- Data shown
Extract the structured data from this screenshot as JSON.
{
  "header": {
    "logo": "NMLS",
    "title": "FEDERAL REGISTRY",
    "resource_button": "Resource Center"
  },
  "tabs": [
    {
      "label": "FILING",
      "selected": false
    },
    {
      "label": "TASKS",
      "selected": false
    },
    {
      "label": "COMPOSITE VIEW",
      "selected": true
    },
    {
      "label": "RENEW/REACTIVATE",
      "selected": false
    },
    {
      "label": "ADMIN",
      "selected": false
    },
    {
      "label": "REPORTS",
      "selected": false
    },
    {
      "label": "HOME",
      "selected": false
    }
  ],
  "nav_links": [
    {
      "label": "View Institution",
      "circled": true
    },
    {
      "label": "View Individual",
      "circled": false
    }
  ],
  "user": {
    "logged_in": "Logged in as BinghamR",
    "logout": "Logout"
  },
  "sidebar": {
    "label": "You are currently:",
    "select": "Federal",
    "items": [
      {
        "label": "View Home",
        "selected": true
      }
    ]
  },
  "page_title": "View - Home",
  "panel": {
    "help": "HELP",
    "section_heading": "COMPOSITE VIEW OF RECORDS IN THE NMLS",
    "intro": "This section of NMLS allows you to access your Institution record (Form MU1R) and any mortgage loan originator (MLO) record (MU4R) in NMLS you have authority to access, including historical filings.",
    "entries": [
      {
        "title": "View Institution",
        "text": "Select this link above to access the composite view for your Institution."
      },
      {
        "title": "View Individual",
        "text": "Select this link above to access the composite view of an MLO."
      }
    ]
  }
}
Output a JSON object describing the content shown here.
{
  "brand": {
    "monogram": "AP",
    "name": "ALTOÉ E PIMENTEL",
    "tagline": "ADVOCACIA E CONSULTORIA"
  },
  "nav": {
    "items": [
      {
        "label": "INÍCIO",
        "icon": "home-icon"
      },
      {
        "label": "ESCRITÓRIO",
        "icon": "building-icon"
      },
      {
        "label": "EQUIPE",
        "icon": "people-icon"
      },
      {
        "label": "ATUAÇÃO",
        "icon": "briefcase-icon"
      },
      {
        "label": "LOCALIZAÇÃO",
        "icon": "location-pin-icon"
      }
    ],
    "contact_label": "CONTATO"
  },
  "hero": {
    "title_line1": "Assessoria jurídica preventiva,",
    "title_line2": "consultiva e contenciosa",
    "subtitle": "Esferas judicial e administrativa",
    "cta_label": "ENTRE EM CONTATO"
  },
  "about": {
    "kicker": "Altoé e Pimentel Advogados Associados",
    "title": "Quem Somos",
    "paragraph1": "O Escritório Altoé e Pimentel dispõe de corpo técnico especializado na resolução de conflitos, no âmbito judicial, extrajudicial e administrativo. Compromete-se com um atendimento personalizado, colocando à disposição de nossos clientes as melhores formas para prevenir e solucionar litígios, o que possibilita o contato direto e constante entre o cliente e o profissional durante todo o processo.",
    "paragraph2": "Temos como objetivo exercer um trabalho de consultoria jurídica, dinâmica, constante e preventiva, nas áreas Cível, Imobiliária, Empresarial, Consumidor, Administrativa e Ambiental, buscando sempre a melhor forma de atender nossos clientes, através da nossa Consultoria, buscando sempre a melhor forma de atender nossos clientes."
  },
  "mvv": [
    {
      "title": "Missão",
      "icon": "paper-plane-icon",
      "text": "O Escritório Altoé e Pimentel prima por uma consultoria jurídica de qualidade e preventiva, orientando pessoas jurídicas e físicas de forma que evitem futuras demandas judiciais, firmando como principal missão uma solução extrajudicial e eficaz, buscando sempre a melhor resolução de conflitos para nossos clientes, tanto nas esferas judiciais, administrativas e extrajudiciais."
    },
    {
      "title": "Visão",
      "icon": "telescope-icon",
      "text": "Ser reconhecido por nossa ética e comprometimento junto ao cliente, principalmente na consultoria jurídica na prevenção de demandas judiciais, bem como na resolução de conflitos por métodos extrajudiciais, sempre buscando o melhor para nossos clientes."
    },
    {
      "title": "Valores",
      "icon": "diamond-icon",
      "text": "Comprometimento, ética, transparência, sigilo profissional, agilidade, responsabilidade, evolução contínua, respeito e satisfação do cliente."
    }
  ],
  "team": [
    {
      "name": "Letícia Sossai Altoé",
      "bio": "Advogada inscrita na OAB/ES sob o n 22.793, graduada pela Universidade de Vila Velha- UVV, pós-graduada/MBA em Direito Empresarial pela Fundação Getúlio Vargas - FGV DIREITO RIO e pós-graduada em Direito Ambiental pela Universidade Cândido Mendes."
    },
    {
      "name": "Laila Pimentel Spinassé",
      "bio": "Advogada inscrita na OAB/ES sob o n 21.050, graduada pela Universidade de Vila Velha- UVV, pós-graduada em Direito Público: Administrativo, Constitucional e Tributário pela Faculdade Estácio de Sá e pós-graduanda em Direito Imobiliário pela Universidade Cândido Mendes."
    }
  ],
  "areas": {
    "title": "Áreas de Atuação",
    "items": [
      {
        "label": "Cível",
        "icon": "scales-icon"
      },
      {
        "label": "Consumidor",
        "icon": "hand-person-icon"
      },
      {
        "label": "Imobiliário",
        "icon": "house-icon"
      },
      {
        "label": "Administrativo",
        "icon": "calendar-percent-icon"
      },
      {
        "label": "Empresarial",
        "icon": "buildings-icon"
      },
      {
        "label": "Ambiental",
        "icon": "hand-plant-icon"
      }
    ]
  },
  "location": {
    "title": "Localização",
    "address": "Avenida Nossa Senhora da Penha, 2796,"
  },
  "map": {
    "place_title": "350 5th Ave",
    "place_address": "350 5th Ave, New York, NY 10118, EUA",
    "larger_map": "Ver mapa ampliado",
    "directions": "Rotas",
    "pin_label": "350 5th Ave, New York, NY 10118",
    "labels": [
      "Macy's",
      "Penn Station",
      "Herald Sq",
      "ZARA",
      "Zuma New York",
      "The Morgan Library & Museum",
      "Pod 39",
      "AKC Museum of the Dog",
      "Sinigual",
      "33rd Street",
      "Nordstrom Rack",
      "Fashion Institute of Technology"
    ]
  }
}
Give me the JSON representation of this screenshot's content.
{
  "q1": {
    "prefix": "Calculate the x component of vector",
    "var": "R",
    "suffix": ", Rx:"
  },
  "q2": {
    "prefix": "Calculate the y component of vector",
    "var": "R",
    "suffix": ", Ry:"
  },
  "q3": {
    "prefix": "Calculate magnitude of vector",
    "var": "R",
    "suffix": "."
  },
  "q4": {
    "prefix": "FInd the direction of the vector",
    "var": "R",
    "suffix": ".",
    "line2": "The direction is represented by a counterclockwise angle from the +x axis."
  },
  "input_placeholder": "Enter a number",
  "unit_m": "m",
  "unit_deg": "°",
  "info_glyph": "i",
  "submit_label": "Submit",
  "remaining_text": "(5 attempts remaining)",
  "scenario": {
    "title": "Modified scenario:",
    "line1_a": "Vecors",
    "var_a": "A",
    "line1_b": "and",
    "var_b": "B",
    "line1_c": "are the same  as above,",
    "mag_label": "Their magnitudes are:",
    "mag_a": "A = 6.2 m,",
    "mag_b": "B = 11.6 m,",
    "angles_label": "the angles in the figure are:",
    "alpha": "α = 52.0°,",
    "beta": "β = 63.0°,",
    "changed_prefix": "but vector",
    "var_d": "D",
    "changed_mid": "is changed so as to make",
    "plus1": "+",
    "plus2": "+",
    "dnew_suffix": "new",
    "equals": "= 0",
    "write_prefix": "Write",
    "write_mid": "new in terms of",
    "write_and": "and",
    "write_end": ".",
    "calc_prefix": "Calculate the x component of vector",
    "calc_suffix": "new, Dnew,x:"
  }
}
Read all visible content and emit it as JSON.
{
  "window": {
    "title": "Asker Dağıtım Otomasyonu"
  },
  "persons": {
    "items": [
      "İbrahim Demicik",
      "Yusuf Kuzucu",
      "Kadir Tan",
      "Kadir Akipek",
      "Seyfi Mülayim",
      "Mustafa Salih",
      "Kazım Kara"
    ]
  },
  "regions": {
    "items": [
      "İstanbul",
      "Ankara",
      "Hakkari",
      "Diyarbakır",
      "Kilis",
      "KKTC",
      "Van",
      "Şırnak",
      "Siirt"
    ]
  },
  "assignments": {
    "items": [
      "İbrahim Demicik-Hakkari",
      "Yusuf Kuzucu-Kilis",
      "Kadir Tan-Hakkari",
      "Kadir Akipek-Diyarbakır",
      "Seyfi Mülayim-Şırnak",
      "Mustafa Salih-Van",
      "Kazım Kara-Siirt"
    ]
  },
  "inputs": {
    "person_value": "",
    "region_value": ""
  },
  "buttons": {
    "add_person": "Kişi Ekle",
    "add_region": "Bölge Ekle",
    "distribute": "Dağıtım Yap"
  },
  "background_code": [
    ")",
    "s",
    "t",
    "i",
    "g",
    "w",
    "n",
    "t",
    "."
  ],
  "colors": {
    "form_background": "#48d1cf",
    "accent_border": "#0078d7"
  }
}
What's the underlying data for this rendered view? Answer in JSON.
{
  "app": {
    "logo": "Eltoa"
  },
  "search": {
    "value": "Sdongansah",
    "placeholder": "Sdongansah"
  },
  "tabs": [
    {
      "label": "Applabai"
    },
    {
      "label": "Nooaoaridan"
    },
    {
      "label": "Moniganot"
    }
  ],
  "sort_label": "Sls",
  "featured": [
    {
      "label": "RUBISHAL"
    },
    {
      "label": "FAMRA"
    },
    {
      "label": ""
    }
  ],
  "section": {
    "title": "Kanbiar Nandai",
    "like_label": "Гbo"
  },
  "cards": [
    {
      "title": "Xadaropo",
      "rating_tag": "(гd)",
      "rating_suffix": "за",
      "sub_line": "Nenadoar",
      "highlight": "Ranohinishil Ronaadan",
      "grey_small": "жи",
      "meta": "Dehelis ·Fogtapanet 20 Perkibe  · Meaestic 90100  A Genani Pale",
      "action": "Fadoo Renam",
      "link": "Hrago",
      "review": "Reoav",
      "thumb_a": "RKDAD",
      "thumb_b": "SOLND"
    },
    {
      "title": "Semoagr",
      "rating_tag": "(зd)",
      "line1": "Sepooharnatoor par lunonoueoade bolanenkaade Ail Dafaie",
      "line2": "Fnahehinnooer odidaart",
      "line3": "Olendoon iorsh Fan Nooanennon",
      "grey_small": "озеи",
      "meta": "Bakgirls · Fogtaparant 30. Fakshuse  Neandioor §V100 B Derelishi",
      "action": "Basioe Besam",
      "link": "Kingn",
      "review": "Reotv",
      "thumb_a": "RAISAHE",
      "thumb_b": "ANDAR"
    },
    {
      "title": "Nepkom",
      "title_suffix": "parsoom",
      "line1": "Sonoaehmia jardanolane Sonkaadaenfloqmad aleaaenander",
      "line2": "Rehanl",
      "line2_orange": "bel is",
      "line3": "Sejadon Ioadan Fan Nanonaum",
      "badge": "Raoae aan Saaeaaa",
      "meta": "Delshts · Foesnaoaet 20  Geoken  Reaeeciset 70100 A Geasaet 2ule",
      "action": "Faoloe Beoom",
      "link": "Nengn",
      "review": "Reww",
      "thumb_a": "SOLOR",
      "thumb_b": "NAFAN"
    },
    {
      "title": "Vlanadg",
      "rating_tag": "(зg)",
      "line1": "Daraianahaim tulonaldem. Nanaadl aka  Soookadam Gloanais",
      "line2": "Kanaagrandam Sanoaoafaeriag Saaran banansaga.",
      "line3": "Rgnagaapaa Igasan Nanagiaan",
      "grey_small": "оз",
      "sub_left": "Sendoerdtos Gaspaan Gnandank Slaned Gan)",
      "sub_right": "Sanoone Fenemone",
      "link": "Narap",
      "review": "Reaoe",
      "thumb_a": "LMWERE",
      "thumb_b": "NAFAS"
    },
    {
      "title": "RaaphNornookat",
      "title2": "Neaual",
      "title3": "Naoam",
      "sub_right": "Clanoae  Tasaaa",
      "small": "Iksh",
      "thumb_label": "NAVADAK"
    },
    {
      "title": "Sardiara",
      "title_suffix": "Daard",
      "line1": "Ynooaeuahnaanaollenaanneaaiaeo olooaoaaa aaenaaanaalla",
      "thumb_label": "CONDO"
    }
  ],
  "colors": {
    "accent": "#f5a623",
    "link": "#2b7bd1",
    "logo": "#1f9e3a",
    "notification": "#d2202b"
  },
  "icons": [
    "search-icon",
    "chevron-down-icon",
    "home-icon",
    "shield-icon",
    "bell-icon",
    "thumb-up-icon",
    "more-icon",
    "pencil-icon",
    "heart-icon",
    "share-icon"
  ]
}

- Short exercise
Find and copy every line in the entries above where the string "İbrahim" occurs.

- Right answer
      "İbrahim Demicik",
      "İbrahim Demicik-Hakkari",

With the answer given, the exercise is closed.